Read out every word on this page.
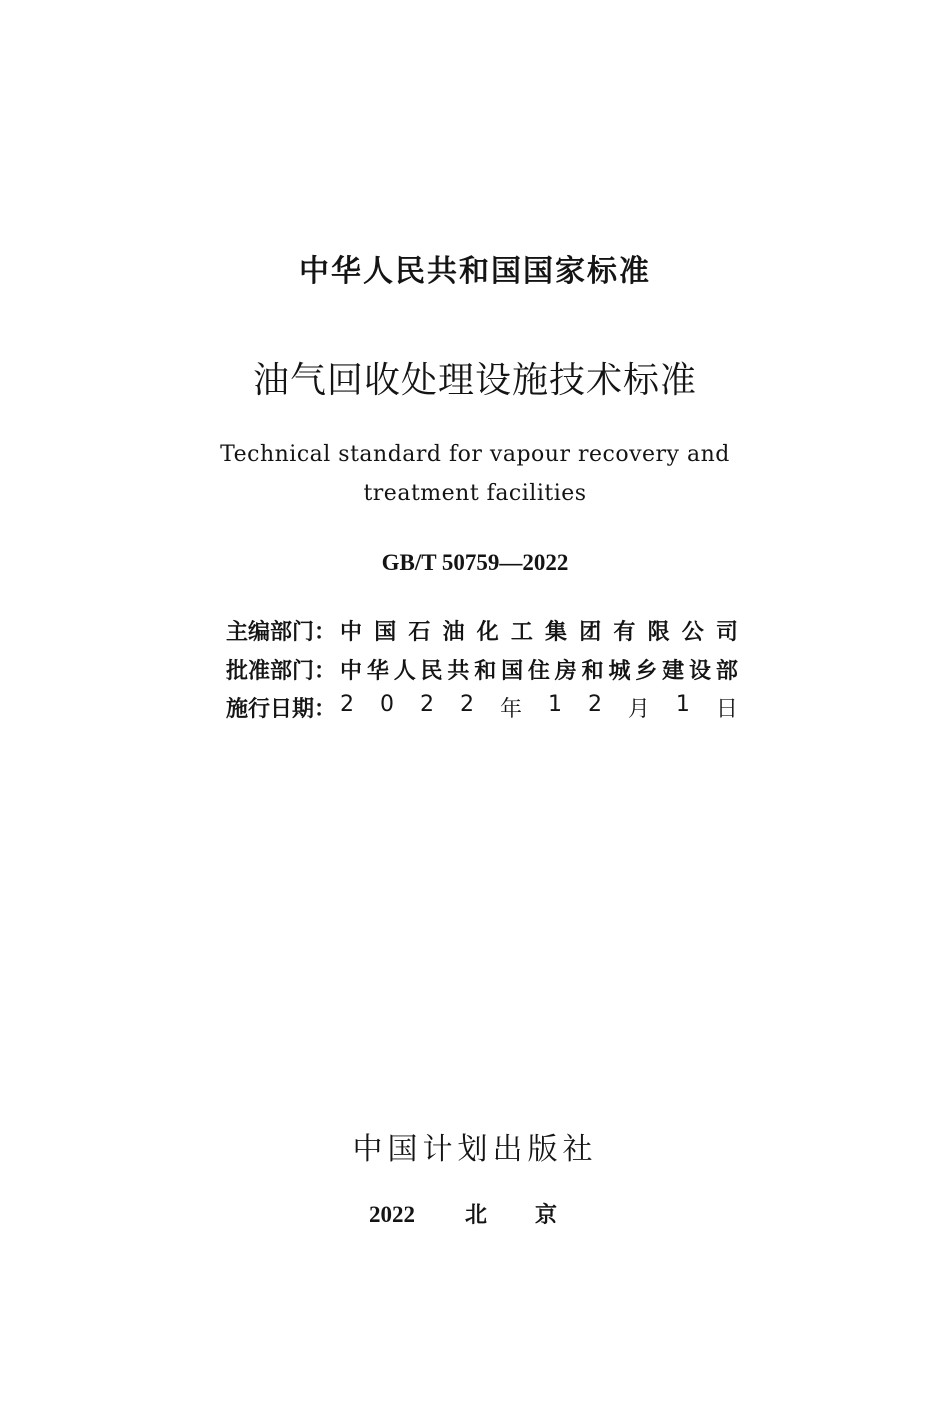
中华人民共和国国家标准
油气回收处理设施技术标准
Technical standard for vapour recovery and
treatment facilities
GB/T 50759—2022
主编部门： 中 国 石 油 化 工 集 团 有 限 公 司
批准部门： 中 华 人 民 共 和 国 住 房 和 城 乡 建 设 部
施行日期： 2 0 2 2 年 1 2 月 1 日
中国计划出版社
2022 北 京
-------------------------
Leave out the pictures and output the rest of the material exactly as written.

Read out every word on this page.
中华人民共和国国家标准
油气回收处理设施技术标准
Technical standard for vapour recovery and
treatment facilities
GB/T 50759—2022
主编部门： 中 国 石 油 化 工 集 团 有 限 公 司
批准部门： 中 华 人 民 共 和 国 住 房 和 城 乡 建 设 部
施行日期： 2 0 2 2 年 1 2 月 1 日
中国计划出版社
2022 北 京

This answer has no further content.